### Aim of the task
Copy all of the records below verbatim.

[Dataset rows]
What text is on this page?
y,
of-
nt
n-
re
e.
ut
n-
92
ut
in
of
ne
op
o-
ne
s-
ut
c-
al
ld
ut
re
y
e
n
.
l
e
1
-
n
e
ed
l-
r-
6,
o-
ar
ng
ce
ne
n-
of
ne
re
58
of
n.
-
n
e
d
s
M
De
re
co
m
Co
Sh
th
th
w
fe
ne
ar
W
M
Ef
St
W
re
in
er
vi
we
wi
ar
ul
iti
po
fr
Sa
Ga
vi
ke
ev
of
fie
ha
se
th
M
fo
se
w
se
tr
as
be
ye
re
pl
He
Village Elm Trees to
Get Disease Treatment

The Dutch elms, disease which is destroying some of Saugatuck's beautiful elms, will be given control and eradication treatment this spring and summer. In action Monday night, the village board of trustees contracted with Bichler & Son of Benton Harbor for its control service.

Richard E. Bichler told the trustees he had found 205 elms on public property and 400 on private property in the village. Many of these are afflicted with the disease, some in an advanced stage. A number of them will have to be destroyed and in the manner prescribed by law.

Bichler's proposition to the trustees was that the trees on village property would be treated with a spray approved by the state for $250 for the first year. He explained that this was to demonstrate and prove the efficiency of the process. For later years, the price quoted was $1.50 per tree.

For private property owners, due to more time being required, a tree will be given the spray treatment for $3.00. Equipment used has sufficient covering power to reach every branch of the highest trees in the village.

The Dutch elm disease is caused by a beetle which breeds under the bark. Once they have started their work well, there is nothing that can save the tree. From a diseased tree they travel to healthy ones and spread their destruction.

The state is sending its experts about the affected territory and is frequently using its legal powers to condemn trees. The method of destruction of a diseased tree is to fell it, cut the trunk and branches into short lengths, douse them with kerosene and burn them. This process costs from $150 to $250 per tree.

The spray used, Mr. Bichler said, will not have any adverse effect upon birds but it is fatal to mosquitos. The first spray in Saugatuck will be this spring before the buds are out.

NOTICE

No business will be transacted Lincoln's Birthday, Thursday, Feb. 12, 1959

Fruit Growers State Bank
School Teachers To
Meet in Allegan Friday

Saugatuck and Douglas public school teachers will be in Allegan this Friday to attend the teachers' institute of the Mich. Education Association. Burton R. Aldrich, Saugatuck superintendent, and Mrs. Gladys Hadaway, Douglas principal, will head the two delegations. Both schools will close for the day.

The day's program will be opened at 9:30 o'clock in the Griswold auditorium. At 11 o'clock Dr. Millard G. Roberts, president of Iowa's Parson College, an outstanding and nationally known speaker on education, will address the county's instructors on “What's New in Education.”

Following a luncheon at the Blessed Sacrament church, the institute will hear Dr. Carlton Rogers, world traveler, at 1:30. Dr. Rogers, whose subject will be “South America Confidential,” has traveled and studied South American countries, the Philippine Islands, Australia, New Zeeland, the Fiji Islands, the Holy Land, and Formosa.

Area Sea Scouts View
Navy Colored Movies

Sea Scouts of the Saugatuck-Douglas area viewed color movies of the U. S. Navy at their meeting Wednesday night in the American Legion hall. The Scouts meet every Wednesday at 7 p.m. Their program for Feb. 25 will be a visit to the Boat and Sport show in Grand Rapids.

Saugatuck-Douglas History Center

### Expected answer
What text is on this page?
y,
of-
nt
n-
re
e.
ut
n-
92
ut
in
of
ne
op
o-
ne
s-
ut
c-
al
ld
ut
re
y
e
n
.
l
e
1
-
n
e
ed
l-
r-
6,
o-
ar
ng
ce
ne
n-
of
ne
re
58
of
n.
-
n
e
d
s
M
De
re
co
m
Co
Sh
th
th
w
fe
ne
ar
W
M
Ef
St
W
re
in
er
vi
we
wi
ar
ul
iti
po
fr
Sa
Ga
vi
ke
ev
of
fie
ha
se
th
M
fo
se
w
se
tr
as
be
ye
re
pl
He
Village Elm Trees to
Get Disease Treatment

The Dutch elms, disease which is destroying some of Saugatuck's beautiful elms, will be given control and eradication treatment this spring and summer. In action Monday night, the village board of trustees contracted with Bichler & Son of Benton Harbor for its control service.

Richard E. Bichler told the trustees he had found 205 elms on public property and 400 on private property in the village. Many of these are afflicted with the disease, some in an advanced stage. A number of them will have to be destroyed and in the manner prescribed by law.

Bichler's proposition to the trustees was that the trees on village property would be treated with a spray approved by the state for $250 for the first year. He explained that this was to demonstrate and prove the efficiency of the process. For later years, the price quoted was $1.50 per tree.

For private property owners, due to more time being required, a tree will be given the spray treatment for $3.00. Equipment used has sufficient covering power to reach every branch of the highest trees in the village.

The Dutch elm disease is caused by a beetle which breeds under the bark. Once they have started their work well, there is nothing that can save the tree. From a diseased tree they travel to healthy ones and spread their destruction.

The state is sending its experts about the affected territory and is frequently using its legal powers to condemn trees. The method of destruction of a diseased tree is to fell it, cut the trunk and branches into short lengths, douse them with kerosene and burn them. This process costs from $150 to $250 per tree.

The spray used, Mr. Bichler said, will not have any adverse effect upon birds but it is fatal to mosquitos. The first spray in Saugatuck will be this spring before the buds are out.

NOTICE

No business will be transacted Lincoln's Birthday, Thursday, Feb. 12, 1959

Fruit Growers State Bank
School Teachers To
Meet in Allegan Friday

Saugatuck and Douglas public school teachers will be in Allegan this Friday to attend the teachers' institute of the Mich. Education Association. Burton R. Aldrich, Saugatuck superintendent, and Mrs. Gladys Hadaway, Douglas principal, will head the two delegations. Both schools will close for the day.

The day's program will be opened at 9:30 o'clock in the Griswold auditorium. At 11 o'clock Dr. Millard G. Roberts, president of Iowa's Parson College, an outstanding and nationally known speaker on education, will address the county's instructors on “What's New in Education.”

Following a luncheon at the Blessed Sacrament church, the institute will hear Dr. Carlton Rogers, world traveler, at 1:30. Dr. Rogers, whose subject will be “South America Confidential,” has traveled and studied South American countries, the Philippine Islands, Australia, New Zeeland, the Fiji Islands, the Holy Land, and Formosa.

Area Sea Scouts View
Navy Colored Movies

Sea Scouts of the Saugatuck-Douglas area viewed color movies of the U. S. Navy at their meeting Wednesday night in the American Legion hall. The Scouts meet every Wednesday at 7 p.m. Their program for Feb. 25 will be a visit to the Boat and Sport show in Grand Rapids.

Saugatuck-Douglas History Center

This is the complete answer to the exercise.